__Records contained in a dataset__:
— START —

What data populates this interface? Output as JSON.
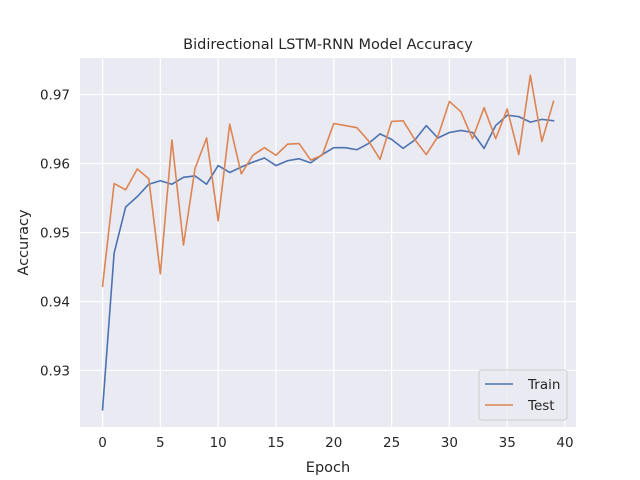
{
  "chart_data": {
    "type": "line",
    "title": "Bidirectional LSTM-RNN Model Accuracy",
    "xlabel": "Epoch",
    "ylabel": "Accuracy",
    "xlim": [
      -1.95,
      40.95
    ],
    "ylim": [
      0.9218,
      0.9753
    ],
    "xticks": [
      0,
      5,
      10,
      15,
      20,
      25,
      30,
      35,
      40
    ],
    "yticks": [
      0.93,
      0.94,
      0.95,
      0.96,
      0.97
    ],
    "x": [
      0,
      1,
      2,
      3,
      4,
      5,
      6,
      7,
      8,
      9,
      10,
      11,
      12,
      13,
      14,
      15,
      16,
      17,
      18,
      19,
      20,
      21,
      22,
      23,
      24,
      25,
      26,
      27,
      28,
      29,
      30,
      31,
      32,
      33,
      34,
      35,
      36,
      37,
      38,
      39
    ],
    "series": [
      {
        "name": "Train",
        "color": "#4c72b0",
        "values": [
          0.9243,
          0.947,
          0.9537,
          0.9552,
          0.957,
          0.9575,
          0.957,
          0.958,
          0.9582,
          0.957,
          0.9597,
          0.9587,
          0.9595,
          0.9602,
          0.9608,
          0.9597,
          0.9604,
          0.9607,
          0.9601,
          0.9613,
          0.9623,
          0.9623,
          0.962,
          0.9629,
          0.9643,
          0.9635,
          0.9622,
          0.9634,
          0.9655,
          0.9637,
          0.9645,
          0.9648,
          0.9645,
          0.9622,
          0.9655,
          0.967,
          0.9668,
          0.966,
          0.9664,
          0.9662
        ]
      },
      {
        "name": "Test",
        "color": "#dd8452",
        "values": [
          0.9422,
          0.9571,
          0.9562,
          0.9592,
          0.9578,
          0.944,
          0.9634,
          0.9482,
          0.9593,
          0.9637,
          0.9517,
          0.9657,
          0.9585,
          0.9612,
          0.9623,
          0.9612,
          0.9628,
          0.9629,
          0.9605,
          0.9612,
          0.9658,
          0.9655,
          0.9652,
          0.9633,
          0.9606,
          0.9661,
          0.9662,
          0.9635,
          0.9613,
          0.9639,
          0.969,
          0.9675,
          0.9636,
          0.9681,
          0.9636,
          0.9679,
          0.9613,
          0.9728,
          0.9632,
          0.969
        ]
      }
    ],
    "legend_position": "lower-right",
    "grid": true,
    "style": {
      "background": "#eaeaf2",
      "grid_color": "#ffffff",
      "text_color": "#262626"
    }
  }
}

— END —
— START —

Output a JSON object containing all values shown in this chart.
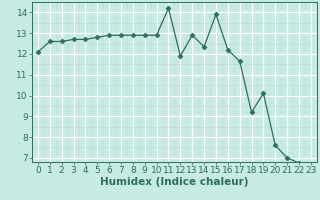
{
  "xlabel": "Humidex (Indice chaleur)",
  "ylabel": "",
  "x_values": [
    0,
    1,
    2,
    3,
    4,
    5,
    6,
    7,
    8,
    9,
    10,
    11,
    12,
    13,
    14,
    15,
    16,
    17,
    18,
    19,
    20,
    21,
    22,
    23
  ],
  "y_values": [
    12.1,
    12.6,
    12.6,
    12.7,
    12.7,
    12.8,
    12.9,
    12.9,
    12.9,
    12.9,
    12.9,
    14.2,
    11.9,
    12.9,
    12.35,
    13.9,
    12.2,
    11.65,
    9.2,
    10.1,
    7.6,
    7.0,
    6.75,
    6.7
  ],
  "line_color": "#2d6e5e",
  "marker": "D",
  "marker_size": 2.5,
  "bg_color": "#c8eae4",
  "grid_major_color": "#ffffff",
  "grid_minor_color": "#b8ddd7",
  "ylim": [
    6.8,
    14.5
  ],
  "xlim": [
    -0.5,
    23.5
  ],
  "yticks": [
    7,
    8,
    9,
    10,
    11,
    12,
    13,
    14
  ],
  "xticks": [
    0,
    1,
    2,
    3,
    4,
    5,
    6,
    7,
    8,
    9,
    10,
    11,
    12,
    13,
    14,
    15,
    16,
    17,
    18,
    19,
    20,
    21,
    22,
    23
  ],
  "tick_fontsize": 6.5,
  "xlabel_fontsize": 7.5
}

— END —

__Exercise task__: For the entries shown above, give the number of lines that include the word "Output", without any other text.

__Task response__: 2